Dataset excerpt
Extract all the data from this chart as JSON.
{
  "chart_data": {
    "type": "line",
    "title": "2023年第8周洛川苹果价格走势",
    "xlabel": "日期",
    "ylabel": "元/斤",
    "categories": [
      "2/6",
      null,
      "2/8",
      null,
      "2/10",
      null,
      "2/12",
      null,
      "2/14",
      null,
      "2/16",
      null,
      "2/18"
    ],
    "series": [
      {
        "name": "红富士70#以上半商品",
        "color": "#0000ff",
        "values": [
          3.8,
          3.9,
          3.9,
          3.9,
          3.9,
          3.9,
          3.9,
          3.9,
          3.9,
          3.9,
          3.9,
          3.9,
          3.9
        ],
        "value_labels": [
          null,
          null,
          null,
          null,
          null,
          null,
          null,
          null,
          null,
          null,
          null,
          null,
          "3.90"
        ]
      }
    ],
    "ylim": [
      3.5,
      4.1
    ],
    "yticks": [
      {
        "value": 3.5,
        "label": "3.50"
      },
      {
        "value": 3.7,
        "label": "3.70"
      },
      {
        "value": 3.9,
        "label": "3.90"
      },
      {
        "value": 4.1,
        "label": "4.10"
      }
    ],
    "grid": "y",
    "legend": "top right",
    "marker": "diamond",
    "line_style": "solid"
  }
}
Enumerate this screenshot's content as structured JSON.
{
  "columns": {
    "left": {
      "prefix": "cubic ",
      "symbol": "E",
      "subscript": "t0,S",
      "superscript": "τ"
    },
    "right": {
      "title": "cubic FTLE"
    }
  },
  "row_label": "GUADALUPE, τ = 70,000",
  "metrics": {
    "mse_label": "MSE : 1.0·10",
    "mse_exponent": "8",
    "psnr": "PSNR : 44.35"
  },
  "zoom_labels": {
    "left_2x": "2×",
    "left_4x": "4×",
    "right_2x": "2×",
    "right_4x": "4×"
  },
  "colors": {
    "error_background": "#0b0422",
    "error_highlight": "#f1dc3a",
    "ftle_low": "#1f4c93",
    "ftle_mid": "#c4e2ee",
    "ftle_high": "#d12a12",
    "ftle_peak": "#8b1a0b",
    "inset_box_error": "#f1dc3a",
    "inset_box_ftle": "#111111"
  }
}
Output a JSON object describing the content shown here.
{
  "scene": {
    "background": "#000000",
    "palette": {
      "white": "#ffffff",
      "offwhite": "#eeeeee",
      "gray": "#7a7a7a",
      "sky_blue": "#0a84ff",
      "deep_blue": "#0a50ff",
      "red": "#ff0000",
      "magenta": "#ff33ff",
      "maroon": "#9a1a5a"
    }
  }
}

> Directions for this task
Find the word "title" in the material, then list each line that holds it.

> Exercise response
    "title": "2023年第8周洛川苹果价格走势",
      "title": "cubic FTLE"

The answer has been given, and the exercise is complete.